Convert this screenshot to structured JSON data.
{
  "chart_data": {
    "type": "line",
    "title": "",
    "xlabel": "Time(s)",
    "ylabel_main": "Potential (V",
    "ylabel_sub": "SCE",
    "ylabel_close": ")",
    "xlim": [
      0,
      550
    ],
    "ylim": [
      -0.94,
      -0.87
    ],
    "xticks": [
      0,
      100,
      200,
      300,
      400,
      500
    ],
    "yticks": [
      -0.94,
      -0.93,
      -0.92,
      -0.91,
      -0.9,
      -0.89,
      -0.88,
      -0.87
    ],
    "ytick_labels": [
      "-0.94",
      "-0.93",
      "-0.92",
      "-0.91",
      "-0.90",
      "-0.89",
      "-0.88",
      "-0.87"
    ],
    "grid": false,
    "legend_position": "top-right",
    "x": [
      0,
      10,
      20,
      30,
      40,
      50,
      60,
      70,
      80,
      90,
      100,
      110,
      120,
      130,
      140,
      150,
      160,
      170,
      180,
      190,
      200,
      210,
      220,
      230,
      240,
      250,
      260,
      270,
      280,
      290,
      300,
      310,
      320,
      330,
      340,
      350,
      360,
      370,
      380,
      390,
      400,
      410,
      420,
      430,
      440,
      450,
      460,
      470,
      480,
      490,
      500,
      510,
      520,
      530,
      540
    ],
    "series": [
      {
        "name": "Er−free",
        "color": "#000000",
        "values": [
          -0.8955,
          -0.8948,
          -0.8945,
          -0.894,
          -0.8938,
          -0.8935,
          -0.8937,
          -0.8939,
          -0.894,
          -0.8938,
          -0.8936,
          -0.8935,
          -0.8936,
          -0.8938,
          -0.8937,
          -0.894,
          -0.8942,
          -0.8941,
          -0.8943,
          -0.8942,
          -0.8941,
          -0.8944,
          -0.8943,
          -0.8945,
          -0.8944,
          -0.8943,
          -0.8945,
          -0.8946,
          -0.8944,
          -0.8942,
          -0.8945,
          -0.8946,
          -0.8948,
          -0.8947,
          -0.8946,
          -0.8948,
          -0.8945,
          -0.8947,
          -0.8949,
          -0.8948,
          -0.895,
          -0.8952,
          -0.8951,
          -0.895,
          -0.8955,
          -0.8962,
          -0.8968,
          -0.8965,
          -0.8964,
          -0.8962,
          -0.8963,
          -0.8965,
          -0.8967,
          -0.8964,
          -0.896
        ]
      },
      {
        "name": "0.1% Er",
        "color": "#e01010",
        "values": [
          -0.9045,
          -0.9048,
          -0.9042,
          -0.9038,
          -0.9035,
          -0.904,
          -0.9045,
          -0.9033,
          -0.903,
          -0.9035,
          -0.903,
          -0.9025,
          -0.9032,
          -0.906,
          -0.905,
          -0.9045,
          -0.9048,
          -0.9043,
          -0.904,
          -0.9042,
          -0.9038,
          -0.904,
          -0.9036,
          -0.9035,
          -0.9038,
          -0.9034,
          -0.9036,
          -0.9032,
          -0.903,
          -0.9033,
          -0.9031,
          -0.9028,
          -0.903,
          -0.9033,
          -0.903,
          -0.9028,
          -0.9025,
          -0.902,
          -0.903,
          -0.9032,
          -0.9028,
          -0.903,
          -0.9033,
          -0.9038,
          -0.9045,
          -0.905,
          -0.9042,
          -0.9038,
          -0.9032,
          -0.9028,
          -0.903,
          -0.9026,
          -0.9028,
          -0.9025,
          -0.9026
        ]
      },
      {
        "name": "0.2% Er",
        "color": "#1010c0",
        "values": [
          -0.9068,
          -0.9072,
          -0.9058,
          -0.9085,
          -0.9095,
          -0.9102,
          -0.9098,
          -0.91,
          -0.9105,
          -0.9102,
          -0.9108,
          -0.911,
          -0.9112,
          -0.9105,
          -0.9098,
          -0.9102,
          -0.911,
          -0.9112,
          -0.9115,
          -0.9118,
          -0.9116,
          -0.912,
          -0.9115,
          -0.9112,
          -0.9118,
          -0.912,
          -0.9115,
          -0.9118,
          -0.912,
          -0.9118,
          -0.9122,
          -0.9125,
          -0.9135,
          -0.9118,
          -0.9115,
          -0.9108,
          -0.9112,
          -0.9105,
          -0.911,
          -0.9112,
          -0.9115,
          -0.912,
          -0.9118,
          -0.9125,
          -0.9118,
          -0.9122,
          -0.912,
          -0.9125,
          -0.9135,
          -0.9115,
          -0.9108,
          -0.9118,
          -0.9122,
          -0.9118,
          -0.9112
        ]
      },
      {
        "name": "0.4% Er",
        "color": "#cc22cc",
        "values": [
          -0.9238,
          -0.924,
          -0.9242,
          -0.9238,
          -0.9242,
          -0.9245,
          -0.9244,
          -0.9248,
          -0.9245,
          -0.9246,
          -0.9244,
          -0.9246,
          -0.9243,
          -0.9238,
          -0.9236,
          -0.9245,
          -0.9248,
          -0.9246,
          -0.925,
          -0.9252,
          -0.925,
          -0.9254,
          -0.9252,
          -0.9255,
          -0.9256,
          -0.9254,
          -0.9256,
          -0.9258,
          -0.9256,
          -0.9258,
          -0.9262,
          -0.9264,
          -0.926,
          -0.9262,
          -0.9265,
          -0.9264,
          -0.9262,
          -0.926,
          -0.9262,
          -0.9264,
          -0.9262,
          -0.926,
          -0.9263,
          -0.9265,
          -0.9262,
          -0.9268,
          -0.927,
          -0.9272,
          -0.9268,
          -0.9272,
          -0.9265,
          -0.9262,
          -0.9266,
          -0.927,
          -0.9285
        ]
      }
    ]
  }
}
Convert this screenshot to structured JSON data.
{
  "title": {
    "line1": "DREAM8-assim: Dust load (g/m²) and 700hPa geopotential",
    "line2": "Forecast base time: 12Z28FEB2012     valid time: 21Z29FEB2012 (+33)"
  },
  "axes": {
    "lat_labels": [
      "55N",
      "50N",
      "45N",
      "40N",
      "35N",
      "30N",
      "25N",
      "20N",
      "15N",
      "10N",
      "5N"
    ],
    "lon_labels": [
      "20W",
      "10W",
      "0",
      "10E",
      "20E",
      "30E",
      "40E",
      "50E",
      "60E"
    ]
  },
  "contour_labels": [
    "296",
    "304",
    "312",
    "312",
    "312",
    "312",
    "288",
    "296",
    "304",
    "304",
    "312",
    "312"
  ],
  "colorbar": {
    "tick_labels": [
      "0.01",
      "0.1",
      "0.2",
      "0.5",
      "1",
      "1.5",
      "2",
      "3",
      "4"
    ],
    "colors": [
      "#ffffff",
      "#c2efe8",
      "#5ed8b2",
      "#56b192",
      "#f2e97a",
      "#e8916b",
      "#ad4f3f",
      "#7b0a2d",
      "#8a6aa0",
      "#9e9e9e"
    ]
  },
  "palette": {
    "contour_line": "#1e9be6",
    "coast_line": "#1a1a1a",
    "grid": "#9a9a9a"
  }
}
•••••
- Written problem
Scan the listing above for the word "name" and copy every line that holds it.

- Written response
        "name": "Er−free",
        "name": "0.1% Er",
        "name": "0.2% Er",
        "name": "0.4% Er",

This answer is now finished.